[Stored entries]
BEGIN
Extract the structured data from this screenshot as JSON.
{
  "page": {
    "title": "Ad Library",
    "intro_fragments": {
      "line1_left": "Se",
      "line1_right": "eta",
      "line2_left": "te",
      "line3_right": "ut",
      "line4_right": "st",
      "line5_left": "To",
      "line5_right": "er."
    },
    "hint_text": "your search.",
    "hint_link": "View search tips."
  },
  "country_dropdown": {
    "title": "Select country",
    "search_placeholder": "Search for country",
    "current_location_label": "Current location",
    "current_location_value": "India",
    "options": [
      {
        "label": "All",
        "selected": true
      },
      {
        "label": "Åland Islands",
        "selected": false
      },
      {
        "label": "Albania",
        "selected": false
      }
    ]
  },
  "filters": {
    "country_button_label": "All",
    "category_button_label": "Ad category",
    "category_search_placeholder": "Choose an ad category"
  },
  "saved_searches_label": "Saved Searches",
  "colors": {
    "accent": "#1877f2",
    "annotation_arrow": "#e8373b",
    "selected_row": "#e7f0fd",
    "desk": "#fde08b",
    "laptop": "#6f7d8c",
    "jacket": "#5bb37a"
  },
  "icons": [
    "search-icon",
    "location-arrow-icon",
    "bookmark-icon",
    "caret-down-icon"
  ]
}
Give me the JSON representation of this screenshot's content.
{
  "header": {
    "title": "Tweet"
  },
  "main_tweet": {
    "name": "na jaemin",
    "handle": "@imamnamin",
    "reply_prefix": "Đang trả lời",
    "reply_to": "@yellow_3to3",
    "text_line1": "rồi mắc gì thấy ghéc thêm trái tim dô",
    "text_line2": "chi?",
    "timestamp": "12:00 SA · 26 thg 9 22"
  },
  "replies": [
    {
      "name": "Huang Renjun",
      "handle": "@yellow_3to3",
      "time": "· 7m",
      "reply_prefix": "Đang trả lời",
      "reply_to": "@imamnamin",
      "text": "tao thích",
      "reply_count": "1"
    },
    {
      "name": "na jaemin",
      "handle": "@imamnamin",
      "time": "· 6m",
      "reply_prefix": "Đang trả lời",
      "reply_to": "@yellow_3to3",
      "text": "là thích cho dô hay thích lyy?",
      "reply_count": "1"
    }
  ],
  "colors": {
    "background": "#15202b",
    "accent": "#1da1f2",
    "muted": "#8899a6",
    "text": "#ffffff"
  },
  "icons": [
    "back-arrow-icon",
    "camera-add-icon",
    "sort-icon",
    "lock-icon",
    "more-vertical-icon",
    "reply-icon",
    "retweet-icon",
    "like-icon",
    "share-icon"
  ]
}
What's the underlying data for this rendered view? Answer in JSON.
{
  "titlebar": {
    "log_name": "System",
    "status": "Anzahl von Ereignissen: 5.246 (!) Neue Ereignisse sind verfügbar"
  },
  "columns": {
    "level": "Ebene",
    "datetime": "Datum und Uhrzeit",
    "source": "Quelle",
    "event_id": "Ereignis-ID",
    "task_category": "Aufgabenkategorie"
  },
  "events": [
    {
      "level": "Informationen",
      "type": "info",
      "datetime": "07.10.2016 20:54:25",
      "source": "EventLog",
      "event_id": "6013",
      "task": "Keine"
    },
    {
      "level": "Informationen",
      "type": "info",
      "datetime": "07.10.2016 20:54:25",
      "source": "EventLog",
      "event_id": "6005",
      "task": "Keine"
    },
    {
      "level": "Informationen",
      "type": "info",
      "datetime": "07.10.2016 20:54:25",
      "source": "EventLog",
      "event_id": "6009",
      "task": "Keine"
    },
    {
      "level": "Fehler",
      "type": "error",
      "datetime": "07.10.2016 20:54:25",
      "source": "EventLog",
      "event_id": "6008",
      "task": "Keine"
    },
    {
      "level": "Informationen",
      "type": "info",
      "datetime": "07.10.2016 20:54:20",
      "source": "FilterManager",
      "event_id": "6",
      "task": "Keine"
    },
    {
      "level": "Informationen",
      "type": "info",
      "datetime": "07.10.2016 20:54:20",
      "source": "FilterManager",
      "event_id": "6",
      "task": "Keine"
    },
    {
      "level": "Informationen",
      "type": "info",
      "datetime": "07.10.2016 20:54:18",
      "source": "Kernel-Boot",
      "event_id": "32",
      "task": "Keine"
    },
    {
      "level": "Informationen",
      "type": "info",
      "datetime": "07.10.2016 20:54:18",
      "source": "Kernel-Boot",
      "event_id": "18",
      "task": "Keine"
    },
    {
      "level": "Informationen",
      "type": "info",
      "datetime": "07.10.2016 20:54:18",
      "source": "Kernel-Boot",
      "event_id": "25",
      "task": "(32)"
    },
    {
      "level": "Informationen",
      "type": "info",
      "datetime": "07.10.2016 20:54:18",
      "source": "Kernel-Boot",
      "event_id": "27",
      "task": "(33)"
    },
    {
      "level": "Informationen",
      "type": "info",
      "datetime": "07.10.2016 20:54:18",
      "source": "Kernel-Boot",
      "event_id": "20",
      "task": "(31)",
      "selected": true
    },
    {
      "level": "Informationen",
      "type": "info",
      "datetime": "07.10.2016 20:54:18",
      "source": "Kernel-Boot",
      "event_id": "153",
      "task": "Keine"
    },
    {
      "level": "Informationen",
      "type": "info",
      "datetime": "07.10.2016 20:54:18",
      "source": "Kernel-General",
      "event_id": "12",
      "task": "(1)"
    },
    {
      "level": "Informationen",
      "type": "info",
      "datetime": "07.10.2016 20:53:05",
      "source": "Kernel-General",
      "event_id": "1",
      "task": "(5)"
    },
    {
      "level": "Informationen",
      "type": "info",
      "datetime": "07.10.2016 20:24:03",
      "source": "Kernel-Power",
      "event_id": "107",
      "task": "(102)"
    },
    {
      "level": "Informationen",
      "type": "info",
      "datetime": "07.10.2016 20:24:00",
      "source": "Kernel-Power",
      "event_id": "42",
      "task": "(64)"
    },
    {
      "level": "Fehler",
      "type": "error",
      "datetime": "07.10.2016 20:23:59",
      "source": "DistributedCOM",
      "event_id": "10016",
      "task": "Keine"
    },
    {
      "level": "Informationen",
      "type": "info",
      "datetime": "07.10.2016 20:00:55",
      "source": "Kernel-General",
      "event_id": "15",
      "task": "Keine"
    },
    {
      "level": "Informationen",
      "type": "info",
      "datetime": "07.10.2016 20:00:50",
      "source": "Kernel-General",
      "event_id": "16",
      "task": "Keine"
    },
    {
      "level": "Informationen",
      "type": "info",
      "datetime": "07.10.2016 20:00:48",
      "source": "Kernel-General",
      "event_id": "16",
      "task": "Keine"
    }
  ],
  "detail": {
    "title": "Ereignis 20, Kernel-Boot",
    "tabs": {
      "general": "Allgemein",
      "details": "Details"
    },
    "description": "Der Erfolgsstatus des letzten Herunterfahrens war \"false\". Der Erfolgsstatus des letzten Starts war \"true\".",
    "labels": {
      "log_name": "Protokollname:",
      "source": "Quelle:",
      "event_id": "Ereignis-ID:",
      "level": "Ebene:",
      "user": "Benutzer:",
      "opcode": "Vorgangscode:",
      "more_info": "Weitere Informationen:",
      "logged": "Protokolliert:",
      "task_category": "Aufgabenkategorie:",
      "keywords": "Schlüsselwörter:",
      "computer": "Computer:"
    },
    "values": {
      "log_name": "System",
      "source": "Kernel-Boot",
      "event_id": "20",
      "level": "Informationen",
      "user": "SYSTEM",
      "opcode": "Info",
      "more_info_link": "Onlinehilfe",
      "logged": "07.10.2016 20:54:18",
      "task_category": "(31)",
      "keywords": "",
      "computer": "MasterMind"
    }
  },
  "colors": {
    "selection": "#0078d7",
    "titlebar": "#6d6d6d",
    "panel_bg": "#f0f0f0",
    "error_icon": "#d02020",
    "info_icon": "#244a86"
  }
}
END
* **Exercise objective**: Sift through the entries and copy every line with "handle".

* **Full response**:
    "handle": "@imamnamin",
      "handle": "@yellow_3to3",
      "handle": "@imamnamin",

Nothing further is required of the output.